▶ _Your goal_
Could you repeat, word for word, every line from the one containing "Type out the text in this image." through the final line of the records below, and nothing else?

^^^^^^^^

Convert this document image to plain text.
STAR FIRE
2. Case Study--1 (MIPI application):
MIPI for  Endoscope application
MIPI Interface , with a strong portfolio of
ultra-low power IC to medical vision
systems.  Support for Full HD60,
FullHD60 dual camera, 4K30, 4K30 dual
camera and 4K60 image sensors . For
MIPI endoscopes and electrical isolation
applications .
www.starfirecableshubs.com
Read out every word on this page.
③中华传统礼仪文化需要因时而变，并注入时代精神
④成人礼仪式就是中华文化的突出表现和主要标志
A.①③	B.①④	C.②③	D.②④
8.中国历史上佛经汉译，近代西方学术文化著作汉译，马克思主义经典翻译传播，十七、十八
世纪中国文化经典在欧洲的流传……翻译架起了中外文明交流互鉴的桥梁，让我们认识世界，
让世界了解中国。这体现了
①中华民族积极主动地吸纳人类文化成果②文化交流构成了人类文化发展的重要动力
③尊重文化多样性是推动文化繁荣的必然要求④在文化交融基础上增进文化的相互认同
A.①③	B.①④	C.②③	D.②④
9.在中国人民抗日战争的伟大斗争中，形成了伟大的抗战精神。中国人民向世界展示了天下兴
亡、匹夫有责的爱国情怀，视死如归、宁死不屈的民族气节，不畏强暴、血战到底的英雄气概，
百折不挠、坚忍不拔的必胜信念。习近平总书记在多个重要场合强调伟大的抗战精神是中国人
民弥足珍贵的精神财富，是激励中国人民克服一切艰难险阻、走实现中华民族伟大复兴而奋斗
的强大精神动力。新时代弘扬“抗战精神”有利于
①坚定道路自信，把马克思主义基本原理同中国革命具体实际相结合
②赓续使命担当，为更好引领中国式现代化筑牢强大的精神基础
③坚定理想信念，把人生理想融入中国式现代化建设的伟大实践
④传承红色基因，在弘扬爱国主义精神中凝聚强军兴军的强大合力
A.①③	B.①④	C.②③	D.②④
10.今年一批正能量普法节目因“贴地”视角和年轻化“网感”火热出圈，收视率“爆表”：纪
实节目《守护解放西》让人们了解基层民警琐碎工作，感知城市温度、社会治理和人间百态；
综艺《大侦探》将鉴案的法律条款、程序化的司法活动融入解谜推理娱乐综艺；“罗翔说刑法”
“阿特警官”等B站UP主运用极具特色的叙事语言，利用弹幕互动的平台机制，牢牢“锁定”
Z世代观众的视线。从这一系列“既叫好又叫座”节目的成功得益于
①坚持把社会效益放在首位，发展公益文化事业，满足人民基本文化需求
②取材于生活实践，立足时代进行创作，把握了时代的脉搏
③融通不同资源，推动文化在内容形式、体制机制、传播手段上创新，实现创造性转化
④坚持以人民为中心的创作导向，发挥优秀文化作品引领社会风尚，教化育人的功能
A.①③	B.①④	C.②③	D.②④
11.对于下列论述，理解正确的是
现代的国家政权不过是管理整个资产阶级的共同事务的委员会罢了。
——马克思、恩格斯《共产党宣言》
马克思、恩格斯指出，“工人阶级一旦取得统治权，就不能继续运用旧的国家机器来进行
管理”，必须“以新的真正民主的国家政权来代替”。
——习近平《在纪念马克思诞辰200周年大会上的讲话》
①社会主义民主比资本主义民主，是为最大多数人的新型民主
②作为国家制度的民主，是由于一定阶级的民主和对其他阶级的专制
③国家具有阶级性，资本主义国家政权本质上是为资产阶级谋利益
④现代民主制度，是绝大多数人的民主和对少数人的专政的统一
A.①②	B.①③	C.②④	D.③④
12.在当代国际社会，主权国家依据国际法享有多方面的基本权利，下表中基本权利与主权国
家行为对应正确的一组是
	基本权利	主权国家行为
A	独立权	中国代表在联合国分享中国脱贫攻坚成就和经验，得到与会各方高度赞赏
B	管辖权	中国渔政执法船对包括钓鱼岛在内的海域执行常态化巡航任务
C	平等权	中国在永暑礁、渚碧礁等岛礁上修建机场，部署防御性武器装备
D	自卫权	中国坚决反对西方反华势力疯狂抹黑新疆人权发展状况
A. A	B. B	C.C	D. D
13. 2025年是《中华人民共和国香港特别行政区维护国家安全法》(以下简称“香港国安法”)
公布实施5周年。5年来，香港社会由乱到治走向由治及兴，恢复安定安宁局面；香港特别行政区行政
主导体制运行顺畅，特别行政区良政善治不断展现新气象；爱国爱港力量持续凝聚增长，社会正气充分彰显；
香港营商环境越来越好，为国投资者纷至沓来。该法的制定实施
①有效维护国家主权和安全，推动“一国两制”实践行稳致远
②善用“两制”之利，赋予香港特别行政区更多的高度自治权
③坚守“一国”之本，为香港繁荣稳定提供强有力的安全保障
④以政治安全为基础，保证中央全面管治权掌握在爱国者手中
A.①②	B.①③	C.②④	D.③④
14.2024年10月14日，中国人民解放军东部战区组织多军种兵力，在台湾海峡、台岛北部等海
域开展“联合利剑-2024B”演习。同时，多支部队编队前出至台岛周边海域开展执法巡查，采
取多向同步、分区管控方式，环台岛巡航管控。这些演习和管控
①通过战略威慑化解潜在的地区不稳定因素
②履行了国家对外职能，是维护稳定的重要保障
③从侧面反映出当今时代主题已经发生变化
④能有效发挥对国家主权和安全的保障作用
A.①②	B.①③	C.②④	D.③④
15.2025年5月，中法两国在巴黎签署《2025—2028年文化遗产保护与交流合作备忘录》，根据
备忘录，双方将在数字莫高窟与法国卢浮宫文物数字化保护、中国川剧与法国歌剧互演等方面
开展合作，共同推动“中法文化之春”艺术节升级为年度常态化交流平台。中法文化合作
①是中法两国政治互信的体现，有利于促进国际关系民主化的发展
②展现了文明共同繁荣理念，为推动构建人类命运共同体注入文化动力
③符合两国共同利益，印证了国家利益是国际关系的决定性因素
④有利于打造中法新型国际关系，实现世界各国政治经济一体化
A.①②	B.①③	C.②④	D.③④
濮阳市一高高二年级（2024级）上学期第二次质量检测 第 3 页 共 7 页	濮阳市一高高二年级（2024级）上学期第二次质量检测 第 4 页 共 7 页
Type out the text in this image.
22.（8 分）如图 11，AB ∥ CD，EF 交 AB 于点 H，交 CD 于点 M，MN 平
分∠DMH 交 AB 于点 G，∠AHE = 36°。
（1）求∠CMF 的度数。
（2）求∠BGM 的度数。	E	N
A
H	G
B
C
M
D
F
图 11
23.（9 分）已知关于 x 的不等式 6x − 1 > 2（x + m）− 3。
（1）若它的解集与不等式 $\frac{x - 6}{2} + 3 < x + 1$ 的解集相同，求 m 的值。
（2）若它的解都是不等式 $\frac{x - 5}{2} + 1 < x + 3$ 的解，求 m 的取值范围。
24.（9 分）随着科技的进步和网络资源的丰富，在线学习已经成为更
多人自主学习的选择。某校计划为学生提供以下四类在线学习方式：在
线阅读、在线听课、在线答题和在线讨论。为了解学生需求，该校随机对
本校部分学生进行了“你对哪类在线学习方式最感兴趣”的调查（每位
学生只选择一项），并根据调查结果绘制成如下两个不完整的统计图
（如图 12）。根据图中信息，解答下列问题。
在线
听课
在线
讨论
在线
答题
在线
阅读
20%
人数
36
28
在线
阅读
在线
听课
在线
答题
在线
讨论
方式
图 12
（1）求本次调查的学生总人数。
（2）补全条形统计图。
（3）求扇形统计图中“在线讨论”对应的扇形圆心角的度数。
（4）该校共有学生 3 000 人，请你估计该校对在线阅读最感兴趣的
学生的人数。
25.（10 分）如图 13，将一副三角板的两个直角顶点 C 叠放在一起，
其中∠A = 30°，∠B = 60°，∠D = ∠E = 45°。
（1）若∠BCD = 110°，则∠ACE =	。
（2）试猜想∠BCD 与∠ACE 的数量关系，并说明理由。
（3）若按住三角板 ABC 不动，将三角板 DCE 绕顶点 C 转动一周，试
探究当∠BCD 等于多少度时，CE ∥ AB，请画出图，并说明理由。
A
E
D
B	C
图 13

^^^^^^^^

▶ _Response below_
Type out the text in this image.
22.（8 分）如图 11，AB ∥ CD，EF 交 AB 于点 H，交 CD 于点 M，MN 平
分∠DMH 交 AB 于点 G，∠AHE = 36°。
（1）求∠CMF 的度数。
（2）求∠BGM 的度数。	E	N
A
H	G
B
C
M
D
F
图 11
23.（9 分）已知关于 x 的不等式 6x − 1 > 2（x + m）− 3。
（1）若它的解集与不等式 $\frac{x - 6}{2} + 3 < x + 1$ 的解集相同，求 m 的值。
（2）若它的解都是不等式 $\frac{x - 5}{2} + 1 < x + 3$ 的解，求 m 的取值范围。
24.（9 分）随着科技的进步和网络资源的丰富，在线学习已经成为更
多人自主学习的选择。某校计划为学生提供以下四类在线学习方式：在
线阅读、在线听课、在线答题和在线讨论。为了解学生需求，该校随机对
本校部分学生进行了“你对哪类在线学习方式最感兴趣”的调查（每位
学生只选择一项），并根据调查结果绘制成如下两个不完整的统计图
（如图 12）。根据图中信息，解答下列问题。
在线
听课
在线
讨论
在线
答题
在线
阅读
20%
人数
36
28
在线
阅读
在线
听课
在线
答题
在线
讨论
方式
图 12
（1）求本次调查的学生总人数。
（2）补全条形统计图。
（3）求扇形统计图中“在线讨论”对应的扇形圆心角的度数。
（4）该校共有学生 3 000 人，请你估计该校对在线阅读最感兴趣的
学生的人数。
25.（10 分）如图 13，将一副三角板的两个直角顶点 C 叠放在一起，
其中∠A = 30°，∠B = 60°，∠D = ∠E = 45°。
（1）若∠BCD = 110°，则∠ACE =	。
（2）试猜想∠BCD 与∠ACE 的数量关系，并说明理由。
（3）若按住三角板 ABC 不动，将三角板 DCE 绕顶点 C 转动一周，试
探究当∠BCD 等于多少度时，CE ∥ AB，请画出图，并说明理由。
A
E
D
B	C
图 13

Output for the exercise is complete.